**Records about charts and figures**
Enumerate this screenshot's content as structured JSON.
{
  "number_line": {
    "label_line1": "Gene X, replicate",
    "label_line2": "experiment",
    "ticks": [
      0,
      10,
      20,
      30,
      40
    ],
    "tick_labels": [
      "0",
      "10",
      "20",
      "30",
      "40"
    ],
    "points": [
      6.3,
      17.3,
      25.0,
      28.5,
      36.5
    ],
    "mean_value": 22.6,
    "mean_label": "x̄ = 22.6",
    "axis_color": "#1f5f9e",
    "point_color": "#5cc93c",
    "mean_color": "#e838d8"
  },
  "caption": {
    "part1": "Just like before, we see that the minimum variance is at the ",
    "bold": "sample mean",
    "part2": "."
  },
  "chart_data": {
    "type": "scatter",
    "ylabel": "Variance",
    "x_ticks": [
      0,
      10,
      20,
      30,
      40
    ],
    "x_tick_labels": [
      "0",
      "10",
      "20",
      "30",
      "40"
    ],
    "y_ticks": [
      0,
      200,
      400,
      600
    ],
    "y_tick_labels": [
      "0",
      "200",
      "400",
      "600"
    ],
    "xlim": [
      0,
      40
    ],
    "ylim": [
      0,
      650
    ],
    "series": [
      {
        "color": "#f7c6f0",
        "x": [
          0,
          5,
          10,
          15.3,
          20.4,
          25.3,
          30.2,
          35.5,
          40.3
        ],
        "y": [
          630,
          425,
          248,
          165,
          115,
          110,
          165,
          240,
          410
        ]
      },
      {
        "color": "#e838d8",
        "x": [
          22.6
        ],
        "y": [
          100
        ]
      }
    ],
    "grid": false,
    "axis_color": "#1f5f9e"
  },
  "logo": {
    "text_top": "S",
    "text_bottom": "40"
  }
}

**PROBLEM**
Without omitting anything, output the entries exactly.

**FINAL RESULT**
Enumerate this screenshot's content as structured JSON.
{
  "number_line": {
    "label_line1": "Gene X, replicate",
    "label_line2": "experiment",
    "ticks": [
      0,
      10,
      20,
      30,
      40
    ],
    "tick_labels": [
      "0",
      "10",
      "20",
      "30",
      "40"
    ],
    "points": [
      6.3,
      17.3,
      25.0,
      28.5,
      36.5
    ],
    "mean_value": 22.6,
    "mean_label": "x̄ = 22.6",
    "axis_color": "#1f5f9e",
    "point_color": "#5cc93c",
    "mean_color": "#e838d8"
  },
  "caption": {
    "part1": "Just like before, we see that the minimum variance is at the ",
    "bold": "sample mean",
    "part2": "."
  },
  "chart_data": {
    "type": "scatter",
    "ylabel": "Variance",
    "x_ticks": [
      0,
      10,
      20,
      30,
      40
    ],
    "x_tick_labels": [
      "0",
      "10",
      "20",
      "30",
      "40"
    ],
    "y_ticks": [
      0,
      200,
      400,
      600
    ],
    "y_tick_labels": [
      "0",
      "200",
      "400",
      "600"
    ],
    "xlim": [
      0,
      40
    ],
    "ylim": [
      0,
      650
    ],
    "series": [
      {
        "color": "#f7c6f0",
        "x": [
          0,
          5,
          10,
          15.3,
          20.4,
          25.3,
          30.2,
          35.5,
          40.3
        ],
        "y": [
          630,
          425,
          248,
          165,
          115,
          110,
          165,
          240,
          410
        ]
      },
      {
        "color": "#e838d8",
        "x": [
          22.6
        ],
        "y": [
          100
        ]
      }
    ],
    "grid": false,
    "axis_color": "#1f5f9e"
  },
  "logo": {
    "text_top": "S",
    "text_bottom": "40"
  }
}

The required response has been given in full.